Extract to read:
It's nothing but maths. Really...

# Your starting point
course = 87
finalProject = 75
exam = 82

# What I would "crunch" into a calculator besides the variables
total1 = (course * 0.6) + (finalProject * 0.2) + (exam * 0.2)
total2 = (course * 0.7) + (finalProject * 0.1) + (exam * 0.2)

# Printing my computed answers just to make sure I can tell if it gives the right output
print "Total1: %s\tTotal2: %s" % (total1, total2)

# Printing the highest one. 
print "\nYour mark is: %s" % max(total1, total2)

See it in action: http://codepad.org/UsfAVC30

You might find this interesting: Interesting article from meta.programmers.stackexchange.com

OTHER TIPS

The built-in max(...) function just returns the greatest argument passed to it; it's also usable with lists: max([1, 2, 3]) => 3.

Exercise requirements:
a. Reproduce the grade calculation text word for word, from "# What I would" to "the highest one.".
b. Answer these questions about the grade calculation text:
(i) What value is assigned to finalProject?
(ii) What weight does total2 give to the course score?
(iii) What does max([1, 2, 3]) return, according to the text?
c. Continue the grade calculation text from its last sentence by writing the next part.

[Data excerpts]
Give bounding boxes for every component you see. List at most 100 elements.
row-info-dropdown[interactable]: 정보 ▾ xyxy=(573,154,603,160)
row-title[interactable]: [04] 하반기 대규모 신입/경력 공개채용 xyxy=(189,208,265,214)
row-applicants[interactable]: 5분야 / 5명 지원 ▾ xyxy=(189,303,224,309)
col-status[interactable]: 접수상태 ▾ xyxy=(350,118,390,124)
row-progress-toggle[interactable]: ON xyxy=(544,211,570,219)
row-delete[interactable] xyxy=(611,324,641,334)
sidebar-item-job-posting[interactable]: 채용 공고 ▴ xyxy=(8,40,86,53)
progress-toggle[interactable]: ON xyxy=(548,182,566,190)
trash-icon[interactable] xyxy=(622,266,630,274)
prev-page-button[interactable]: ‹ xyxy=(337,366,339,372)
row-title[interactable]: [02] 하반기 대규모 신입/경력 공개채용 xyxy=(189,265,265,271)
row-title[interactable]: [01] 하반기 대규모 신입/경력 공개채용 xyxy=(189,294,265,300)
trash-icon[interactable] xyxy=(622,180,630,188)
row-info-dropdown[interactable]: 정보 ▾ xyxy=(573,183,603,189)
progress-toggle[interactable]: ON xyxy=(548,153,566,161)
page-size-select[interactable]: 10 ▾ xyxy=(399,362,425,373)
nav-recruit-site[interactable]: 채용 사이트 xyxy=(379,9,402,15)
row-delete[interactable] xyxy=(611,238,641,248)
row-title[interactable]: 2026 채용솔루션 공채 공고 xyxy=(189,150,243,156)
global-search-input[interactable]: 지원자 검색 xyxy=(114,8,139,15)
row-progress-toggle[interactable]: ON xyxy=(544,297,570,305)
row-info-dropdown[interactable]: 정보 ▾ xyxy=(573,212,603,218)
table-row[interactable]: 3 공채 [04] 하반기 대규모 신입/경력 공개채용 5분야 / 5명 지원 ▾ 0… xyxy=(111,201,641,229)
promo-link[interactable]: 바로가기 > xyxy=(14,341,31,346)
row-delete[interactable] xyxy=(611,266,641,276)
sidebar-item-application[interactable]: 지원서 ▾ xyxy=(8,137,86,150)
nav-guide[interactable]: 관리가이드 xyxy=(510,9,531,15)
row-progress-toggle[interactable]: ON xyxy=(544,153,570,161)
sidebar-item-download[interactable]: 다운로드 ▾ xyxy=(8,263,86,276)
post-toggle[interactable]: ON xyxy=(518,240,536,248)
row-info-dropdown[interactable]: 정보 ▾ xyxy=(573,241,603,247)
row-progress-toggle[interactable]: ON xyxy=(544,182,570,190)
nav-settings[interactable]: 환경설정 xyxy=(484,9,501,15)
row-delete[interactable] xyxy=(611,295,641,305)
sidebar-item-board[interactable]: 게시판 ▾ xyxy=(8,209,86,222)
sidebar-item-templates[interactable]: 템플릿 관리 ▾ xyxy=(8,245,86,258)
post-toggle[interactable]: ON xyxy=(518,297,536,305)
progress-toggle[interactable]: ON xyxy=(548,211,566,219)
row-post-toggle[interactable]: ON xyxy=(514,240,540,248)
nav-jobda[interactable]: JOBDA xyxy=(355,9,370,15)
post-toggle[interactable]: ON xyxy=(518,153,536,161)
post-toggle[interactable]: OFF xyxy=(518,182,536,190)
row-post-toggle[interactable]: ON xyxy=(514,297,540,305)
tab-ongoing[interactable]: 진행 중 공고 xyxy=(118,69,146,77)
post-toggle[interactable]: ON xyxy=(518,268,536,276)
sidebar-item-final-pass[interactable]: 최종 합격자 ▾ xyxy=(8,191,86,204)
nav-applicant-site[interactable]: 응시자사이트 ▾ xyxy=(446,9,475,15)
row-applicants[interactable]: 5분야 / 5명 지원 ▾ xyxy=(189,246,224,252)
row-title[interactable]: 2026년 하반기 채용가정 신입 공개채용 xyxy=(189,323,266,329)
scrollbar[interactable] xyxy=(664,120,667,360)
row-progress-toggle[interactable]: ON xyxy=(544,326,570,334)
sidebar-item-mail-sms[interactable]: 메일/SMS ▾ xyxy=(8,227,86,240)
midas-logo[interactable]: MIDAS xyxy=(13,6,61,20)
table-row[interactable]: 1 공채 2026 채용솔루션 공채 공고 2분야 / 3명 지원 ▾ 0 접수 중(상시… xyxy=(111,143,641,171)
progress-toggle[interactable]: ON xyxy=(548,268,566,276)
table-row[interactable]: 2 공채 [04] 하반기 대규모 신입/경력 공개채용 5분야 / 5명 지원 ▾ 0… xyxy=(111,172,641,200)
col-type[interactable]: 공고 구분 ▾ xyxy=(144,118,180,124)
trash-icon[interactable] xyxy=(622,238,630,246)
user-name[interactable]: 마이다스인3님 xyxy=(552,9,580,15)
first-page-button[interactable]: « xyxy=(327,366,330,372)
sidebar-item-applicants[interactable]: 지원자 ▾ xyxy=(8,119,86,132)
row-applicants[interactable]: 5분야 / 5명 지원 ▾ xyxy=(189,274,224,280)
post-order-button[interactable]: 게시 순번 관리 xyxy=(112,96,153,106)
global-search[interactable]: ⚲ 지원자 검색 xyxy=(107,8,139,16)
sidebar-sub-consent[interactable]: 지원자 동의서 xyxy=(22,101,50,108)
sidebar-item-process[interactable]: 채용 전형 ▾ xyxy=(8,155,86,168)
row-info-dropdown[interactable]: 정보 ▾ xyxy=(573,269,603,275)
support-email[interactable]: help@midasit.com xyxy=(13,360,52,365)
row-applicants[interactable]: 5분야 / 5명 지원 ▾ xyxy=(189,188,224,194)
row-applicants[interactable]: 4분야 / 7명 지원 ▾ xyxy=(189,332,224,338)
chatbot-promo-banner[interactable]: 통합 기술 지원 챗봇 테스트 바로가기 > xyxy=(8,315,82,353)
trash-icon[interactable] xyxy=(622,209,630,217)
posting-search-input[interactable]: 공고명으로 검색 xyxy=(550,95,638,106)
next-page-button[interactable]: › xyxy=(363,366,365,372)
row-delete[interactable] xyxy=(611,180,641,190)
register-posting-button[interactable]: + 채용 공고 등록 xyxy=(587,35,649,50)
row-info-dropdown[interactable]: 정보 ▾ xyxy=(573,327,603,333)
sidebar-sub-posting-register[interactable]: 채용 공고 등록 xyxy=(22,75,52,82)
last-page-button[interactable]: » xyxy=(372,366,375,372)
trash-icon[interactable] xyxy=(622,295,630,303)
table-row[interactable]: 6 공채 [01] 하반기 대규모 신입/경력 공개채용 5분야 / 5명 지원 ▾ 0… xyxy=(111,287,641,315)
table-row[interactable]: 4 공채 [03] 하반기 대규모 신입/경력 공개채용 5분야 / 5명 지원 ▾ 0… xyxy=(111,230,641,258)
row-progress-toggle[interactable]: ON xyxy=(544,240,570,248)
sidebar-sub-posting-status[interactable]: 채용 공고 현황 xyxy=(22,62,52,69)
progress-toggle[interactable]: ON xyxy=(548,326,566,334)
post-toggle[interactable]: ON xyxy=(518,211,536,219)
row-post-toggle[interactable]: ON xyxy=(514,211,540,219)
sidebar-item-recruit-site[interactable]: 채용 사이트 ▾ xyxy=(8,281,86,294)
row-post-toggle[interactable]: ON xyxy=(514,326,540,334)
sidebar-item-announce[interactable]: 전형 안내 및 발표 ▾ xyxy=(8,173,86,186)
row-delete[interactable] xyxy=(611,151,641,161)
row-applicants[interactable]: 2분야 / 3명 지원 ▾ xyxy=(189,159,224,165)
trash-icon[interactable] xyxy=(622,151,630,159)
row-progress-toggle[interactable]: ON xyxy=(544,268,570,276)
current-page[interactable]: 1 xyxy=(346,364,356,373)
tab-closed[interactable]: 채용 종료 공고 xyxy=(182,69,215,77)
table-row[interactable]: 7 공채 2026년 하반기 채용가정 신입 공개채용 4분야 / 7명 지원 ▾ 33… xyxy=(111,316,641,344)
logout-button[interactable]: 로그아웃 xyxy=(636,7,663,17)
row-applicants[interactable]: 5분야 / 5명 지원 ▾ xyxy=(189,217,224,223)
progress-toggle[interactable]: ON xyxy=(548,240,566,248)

Expected results:
a.
# What I would "crunch" into a calculator besides the variables
total1 = (course * 0.6) + (finalProject * 0.2) + (exam * 0.2)
total2 = (course * 0.7) + (finalProject * 0.1) + (exam * 0.2)

# Printing my computed answers just to make sure I can tell if it gives the right output
print "Total1: %s\tTotal2: %s" % (total1, total2)

# Printing the highest one.

b.
(i) 75
(ii) 0.7
(iii) 3

c.
In your case:

highest = max(
    course * 0.6 + finalProject * 0.2 + exam * 0.2,
    course * 0.7 + finalProject * 0.1 + exam * 0.2
)

It's a simple math problem, being new to Python is irrelevant. Calculate the final mark using both equations, then check which one is larger. Output the value of the largest one.

You are comparing the first and the second grading system right? Shouldn't it be just two variables? You can use max() to compare to numbers: max(a, b) returns the higher between two numbers. The rest you can solve yourself.